Items from a figure collection:

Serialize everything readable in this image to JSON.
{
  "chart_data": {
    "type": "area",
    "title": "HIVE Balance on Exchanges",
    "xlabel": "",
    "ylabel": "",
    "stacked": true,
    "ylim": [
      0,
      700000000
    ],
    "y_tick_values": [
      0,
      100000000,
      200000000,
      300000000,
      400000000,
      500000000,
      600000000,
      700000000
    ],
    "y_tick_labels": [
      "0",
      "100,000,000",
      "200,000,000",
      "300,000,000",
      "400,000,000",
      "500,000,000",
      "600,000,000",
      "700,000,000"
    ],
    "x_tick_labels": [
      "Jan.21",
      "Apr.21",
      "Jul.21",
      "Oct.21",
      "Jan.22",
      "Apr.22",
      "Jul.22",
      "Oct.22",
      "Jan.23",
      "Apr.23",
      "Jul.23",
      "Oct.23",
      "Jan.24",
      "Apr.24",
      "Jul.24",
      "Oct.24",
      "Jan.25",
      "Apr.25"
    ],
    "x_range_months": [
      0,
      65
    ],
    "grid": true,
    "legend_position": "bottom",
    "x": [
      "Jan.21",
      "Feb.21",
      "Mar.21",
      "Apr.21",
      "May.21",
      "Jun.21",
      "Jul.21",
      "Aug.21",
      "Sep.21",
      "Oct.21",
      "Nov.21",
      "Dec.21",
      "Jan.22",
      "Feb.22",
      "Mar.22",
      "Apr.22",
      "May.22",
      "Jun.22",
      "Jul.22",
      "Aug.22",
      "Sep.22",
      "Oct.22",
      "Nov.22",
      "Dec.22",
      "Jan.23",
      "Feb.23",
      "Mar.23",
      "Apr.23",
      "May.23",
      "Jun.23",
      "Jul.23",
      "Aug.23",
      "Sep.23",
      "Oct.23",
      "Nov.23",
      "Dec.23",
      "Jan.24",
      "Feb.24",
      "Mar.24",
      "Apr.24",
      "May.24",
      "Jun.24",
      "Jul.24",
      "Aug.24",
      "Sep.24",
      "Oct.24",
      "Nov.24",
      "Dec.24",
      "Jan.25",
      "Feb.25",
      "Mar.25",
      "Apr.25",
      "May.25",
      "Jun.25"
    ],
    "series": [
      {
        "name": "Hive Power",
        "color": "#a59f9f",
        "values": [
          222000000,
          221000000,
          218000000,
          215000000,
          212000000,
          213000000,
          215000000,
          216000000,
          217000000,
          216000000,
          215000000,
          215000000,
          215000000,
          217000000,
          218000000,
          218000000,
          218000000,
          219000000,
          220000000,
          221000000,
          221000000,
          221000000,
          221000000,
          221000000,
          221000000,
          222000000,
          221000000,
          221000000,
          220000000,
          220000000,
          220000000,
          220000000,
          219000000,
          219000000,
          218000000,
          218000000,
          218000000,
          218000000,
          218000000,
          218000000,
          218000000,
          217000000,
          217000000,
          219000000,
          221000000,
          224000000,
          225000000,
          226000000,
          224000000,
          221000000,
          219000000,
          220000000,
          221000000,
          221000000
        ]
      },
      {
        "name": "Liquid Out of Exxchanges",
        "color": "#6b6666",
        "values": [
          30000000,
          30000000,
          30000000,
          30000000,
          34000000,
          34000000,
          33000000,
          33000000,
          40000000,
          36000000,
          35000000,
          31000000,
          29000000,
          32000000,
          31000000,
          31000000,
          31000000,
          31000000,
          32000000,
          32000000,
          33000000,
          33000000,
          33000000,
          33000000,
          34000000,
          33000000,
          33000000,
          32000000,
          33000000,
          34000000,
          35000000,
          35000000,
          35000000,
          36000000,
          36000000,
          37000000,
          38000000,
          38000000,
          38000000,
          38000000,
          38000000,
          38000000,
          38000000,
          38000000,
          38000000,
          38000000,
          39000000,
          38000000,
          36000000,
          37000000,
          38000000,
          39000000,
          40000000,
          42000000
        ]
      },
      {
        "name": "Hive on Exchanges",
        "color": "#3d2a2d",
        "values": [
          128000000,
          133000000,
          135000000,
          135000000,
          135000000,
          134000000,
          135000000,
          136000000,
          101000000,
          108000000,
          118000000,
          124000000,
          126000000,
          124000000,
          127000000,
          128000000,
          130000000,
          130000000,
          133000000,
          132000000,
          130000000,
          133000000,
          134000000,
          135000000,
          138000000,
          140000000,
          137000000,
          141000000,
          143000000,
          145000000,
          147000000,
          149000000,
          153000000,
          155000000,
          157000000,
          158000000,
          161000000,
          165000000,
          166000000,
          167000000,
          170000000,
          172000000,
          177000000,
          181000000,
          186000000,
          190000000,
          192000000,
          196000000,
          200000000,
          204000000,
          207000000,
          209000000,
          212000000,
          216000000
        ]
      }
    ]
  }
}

Set exercise >>
Isolate the lines that hold the word "Exchanges" and copy all of them.

Result >>
    "title": "HIVE Balance on Exchanges",
        "name": "Hive on Exchanges",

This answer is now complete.